Set problem
Restate the records that follow word for word; no pictures should appear.

━━ Material for the task

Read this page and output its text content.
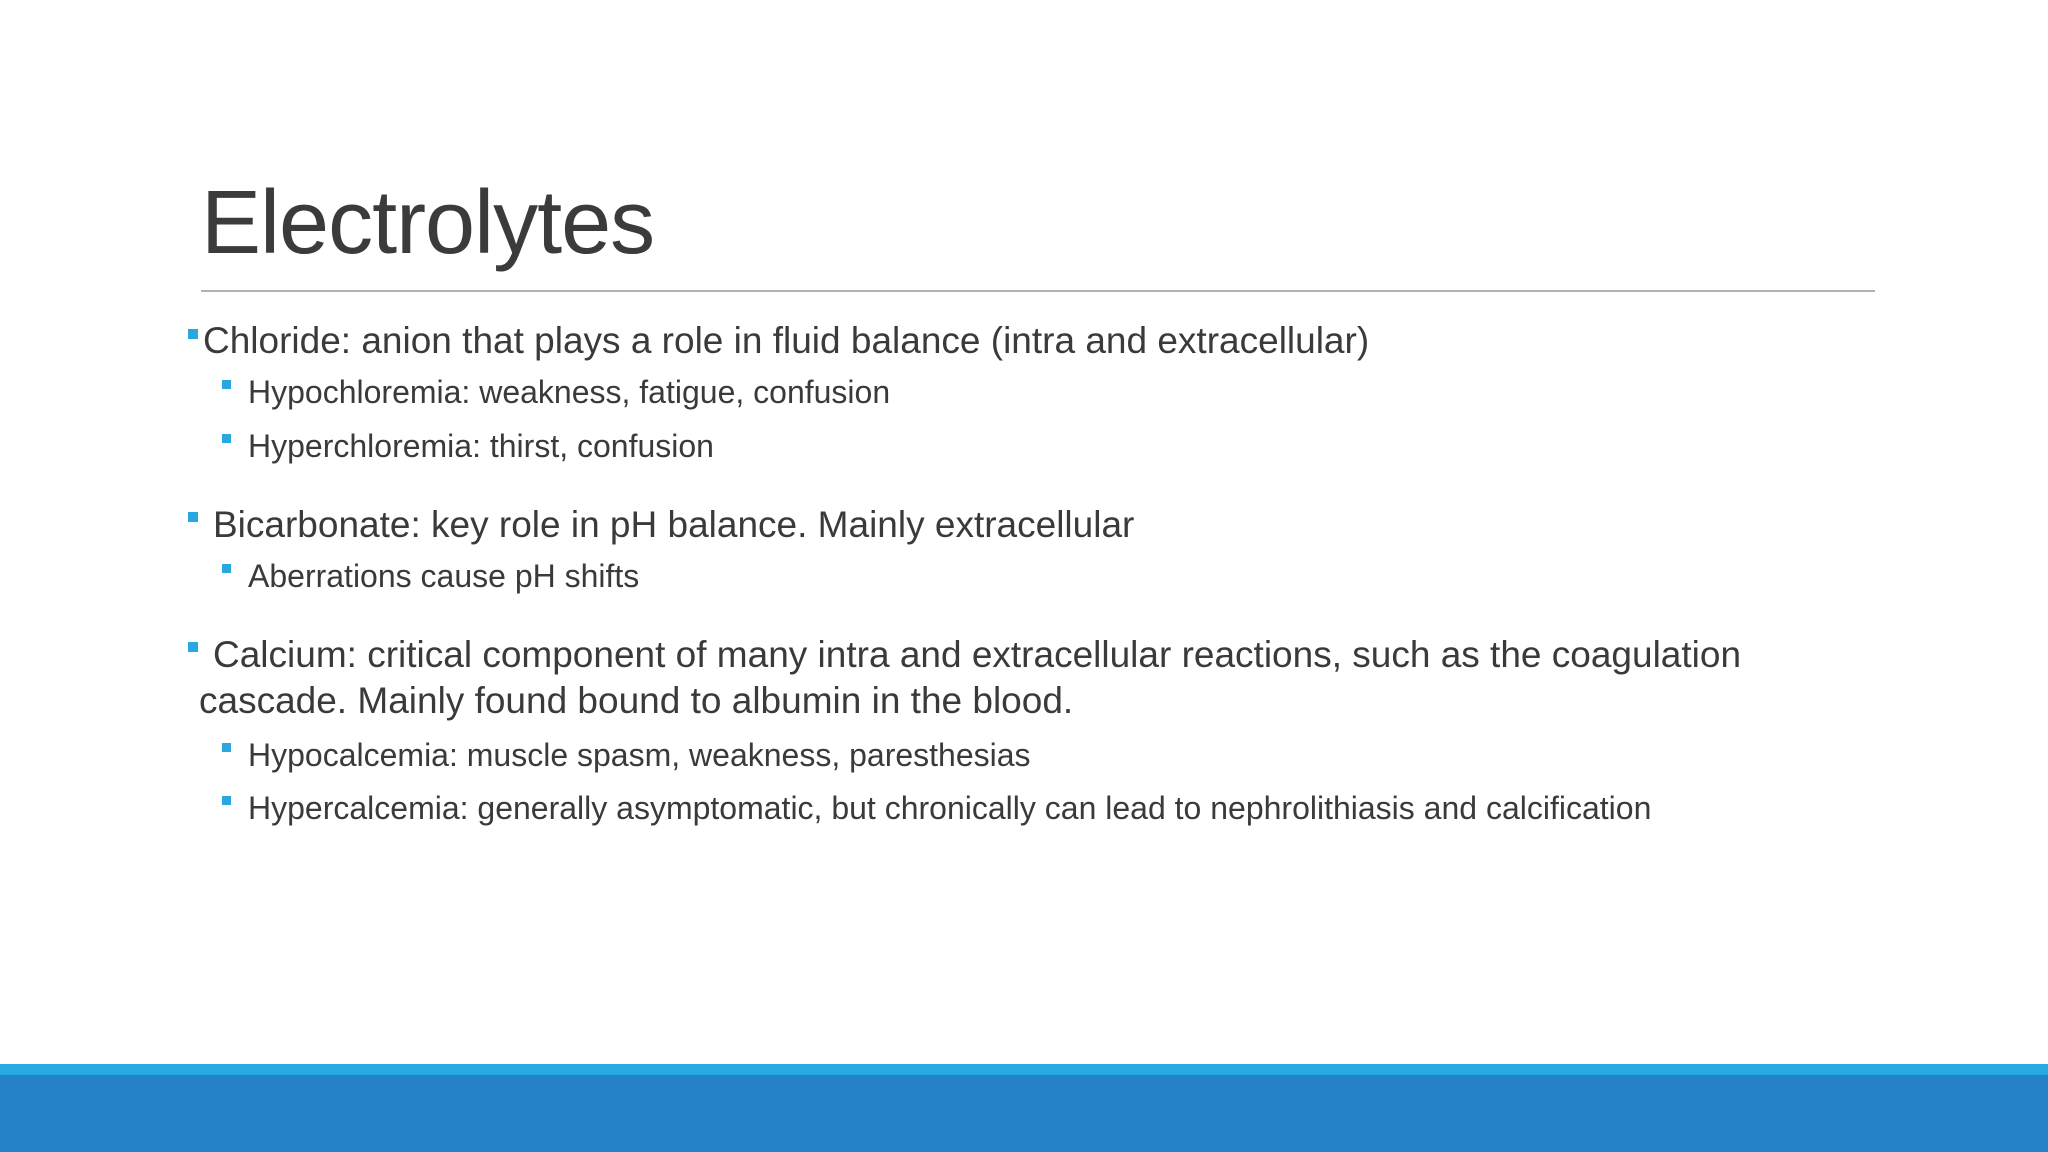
Electrolytes
Chloride: anion that plays a role in fluid balance (intra and extracellular)
Hypochloremia: weakness, fatigue, confusion
Hyperchloremia: thirst, confusion
Bicarbonate: key role in pH balance. Mainly extracellular
Aberrations cause pH shifts
Calcium: critical component of many intra and extracellular reactions, such as the coagulation
cascade. Mainly found bound to albumin in the blood.
Hypocalcemia: muscle spasm, weakness, paresthesias
Hypercalcemia: generally asymptomatic, but chronically can lead to nephrolithiasis and calcification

━━━━

Output of the exercise
Read this page and output its text content.
Electrolytes
Chloride: anion that plays a role in fluid balance (intra and extracellular)
Hypochloremia: weakness, fatigue, confusion
Hyperchloremia: thirst, confusion
Bicarbonate: key role in pH balance. Mainly extracellular
Aberrations cause pH shifts
Calcium: critical component of many intra and extracellular reactions, such as the coagulation
cascade. Mainly found bound to albumin in the blood.
Hypocalcemia: muscle spasm, weakness, paresthesias
Hypercalcemia: generally asymptomatic, but chronically can lead to nephrolithiasis and calcification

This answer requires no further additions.